The problem :: Write out every line below that includes the word "dilihat".

***** Material supplied *****

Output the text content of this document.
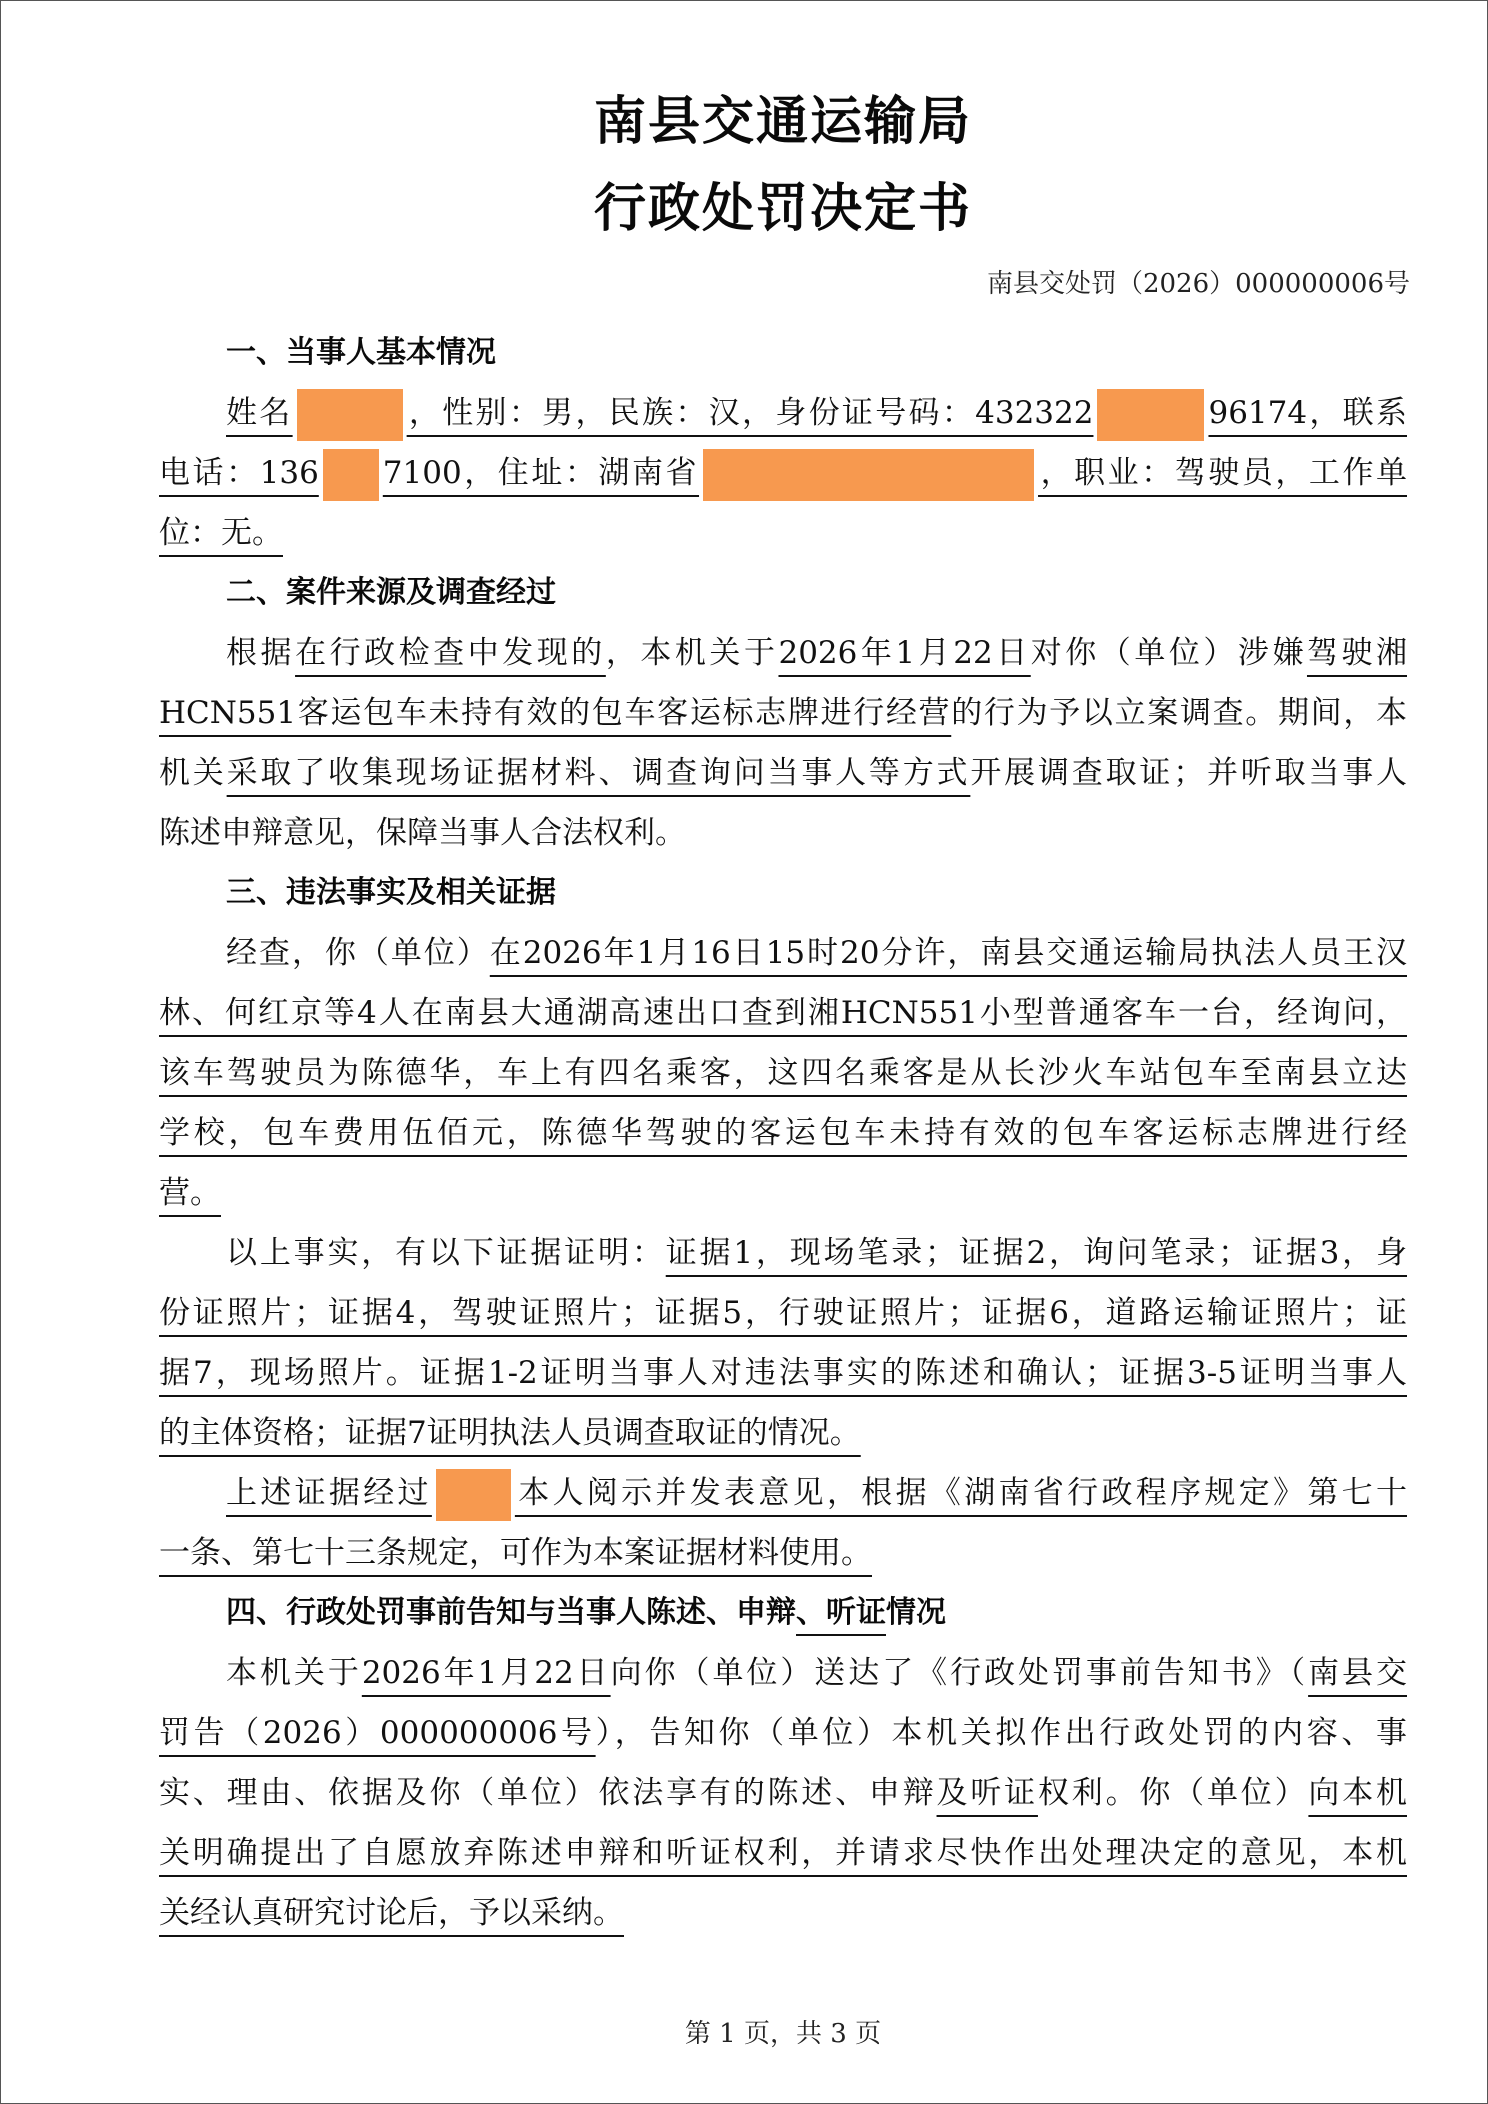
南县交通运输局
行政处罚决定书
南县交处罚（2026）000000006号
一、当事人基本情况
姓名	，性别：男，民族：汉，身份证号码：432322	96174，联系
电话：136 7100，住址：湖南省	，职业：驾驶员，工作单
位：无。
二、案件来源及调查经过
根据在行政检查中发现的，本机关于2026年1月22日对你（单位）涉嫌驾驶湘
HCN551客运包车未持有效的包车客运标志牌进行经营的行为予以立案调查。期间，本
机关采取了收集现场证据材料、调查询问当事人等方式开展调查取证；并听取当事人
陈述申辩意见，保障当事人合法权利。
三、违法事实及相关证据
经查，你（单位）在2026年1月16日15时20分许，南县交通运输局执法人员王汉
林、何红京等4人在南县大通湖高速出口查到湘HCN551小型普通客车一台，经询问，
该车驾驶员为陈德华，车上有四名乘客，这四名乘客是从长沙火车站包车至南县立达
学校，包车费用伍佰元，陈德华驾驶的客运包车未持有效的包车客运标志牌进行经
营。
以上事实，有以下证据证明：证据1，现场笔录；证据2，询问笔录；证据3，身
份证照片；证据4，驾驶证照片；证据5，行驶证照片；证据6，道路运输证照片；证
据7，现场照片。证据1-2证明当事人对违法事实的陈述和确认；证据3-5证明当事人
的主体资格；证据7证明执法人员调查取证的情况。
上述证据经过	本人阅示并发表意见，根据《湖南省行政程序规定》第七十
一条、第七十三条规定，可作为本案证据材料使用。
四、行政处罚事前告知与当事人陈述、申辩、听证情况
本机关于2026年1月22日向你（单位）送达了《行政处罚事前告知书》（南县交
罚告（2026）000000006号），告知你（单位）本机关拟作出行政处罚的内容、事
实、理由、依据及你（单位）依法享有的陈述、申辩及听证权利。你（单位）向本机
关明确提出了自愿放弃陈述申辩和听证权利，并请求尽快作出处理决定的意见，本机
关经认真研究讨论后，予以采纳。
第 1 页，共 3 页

*****
***** Material supplied *****

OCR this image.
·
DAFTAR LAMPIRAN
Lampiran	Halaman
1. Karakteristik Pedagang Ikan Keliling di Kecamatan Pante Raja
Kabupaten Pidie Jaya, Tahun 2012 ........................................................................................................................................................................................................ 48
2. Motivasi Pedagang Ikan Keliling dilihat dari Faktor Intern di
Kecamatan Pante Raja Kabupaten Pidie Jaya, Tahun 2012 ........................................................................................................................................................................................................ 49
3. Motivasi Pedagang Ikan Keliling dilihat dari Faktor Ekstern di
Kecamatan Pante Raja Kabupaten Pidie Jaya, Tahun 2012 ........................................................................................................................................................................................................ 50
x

*****

Finished task ::
2. Motivasi Pedagang Ikan Keliling dilihat dari Faktor Intern di
3. Motivasi Pedagang Ikan Keliling dilihat dari Faktor Ekstern di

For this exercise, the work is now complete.